◆ Data to use:
____________
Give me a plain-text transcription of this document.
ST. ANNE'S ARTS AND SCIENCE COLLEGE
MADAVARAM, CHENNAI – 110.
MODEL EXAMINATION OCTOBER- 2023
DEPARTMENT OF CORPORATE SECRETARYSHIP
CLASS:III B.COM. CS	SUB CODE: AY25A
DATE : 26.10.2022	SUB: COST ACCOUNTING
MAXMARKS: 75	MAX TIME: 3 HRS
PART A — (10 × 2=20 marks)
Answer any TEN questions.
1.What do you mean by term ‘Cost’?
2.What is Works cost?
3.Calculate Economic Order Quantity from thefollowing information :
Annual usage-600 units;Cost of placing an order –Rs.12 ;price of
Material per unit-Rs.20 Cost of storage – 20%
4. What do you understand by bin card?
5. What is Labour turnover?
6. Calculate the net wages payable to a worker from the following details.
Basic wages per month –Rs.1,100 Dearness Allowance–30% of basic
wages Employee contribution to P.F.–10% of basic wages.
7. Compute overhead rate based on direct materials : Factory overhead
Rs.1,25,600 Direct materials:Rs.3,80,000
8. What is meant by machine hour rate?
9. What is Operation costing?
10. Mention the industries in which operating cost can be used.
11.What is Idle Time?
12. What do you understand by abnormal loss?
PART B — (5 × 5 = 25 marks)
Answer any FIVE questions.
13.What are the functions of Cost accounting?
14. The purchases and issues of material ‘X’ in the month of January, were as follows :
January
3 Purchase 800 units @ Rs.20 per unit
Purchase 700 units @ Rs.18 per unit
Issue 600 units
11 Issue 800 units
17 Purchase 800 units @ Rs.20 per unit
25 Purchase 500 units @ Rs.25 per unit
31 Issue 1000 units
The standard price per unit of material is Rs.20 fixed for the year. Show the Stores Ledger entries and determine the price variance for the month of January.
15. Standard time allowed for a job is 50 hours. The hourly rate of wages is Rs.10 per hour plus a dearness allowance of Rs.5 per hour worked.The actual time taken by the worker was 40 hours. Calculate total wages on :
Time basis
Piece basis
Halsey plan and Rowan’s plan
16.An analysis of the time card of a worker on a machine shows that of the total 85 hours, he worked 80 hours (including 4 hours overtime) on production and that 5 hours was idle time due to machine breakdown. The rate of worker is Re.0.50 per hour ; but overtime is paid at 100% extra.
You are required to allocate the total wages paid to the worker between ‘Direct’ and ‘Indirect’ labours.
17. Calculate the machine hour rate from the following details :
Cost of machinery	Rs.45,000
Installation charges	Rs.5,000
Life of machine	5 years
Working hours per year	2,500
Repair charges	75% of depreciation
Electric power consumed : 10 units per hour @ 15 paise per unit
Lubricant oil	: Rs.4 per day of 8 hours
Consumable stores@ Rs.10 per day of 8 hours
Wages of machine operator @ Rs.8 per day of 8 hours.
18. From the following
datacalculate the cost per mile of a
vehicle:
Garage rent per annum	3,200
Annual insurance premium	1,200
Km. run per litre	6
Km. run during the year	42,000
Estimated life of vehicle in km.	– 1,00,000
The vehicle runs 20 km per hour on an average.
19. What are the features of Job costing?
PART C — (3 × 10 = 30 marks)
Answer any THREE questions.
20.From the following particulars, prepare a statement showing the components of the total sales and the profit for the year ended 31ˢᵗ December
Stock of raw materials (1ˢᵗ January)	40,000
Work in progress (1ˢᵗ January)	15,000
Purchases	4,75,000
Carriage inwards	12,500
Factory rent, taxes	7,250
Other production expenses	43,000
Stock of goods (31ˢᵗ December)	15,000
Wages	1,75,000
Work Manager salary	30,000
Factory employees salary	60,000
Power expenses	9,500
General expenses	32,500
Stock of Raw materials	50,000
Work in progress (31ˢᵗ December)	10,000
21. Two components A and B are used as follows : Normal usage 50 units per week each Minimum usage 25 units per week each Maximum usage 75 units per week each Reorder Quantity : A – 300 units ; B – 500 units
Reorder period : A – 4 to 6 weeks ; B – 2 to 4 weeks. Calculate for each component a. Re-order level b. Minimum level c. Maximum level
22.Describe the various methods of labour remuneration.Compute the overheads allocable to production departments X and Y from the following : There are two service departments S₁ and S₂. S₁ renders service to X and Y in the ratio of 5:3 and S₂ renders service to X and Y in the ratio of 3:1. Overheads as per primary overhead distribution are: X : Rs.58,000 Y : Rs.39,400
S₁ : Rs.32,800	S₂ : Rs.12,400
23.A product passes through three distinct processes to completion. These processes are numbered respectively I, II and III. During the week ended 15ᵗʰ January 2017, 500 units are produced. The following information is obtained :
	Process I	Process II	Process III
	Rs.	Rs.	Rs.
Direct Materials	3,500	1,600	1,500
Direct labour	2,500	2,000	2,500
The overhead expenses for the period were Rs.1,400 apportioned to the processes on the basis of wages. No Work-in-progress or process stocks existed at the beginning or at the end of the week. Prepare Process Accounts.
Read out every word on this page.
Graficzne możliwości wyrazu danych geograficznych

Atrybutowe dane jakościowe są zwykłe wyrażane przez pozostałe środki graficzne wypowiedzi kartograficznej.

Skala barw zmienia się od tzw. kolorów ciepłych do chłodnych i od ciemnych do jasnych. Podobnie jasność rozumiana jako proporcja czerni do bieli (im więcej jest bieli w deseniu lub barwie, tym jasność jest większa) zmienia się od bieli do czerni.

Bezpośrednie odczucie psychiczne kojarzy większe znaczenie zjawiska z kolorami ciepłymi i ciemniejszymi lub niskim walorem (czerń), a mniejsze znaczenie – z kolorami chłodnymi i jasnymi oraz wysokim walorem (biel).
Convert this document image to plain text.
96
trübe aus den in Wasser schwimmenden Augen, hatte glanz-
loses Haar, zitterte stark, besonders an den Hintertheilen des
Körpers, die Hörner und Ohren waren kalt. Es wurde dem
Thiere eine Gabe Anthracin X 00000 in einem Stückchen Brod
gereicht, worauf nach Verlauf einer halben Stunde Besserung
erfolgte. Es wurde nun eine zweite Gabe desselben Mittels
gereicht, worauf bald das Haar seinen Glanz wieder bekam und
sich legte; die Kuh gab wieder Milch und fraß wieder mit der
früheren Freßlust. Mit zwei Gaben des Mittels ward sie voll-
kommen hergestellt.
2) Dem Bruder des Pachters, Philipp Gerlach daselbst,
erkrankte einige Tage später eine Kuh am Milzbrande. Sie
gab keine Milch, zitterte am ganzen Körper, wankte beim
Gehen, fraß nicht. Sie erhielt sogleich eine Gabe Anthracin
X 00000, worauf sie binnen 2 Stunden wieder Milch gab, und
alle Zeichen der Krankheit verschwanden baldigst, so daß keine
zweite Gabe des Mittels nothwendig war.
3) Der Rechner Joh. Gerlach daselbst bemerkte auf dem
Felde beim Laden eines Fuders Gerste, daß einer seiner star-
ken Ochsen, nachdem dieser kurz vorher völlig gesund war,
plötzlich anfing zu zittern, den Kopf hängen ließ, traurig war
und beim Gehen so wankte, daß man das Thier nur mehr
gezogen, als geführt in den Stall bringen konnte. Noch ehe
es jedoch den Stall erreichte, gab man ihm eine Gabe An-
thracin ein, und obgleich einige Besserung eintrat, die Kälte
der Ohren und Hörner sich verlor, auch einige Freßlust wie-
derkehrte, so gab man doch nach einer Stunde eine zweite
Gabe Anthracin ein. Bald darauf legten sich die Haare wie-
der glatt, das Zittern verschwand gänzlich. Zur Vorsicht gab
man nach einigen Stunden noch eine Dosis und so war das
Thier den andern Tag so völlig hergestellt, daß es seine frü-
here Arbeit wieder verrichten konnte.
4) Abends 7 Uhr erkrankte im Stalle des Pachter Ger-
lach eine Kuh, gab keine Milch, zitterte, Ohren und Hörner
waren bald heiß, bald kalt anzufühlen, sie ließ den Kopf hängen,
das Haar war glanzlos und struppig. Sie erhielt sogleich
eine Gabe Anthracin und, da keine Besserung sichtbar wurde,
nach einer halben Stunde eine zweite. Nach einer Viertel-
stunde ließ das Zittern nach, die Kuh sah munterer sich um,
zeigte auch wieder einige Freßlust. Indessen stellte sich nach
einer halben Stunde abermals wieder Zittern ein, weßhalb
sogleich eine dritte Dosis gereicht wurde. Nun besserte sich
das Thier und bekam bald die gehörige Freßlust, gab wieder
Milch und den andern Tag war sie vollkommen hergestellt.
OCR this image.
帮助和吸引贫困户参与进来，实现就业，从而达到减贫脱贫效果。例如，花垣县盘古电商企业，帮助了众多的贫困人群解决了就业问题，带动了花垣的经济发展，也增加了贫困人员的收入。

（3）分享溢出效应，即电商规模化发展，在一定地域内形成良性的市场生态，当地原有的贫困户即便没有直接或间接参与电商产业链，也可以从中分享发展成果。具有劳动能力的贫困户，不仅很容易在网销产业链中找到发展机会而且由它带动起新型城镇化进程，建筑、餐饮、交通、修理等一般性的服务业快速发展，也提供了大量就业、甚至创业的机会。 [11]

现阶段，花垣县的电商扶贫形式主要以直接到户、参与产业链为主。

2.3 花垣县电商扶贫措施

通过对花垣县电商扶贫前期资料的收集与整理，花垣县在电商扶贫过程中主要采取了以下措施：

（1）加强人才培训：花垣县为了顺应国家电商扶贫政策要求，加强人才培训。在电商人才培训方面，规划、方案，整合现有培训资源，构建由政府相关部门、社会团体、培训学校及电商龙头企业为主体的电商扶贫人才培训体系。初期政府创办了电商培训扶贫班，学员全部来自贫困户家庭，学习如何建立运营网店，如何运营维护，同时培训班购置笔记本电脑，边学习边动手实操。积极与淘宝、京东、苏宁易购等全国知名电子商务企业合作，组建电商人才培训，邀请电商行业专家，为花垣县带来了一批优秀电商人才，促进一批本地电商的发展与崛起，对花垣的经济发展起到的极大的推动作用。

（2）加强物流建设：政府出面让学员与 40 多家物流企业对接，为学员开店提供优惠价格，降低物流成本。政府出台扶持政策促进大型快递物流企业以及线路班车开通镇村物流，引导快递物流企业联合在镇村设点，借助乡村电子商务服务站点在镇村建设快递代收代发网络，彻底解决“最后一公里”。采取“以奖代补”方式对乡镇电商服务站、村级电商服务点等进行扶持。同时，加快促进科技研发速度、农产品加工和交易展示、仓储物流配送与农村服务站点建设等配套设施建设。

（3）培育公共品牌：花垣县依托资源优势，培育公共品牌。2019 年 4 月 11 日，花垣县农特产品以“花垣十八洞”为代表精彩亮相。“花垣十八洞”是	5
____________
◆ What is expected: Which lines hold the word "gereicht"? Copy every one of them.

◆ Final answer:
gereicht, worauf nach Verlauf einer halben Stunde Besserung
gereicht, worauf bald das Haar seinen Glanz wieder bekam und
sogleich eine dritte Dosis gereicht wurde. Nun besserte sich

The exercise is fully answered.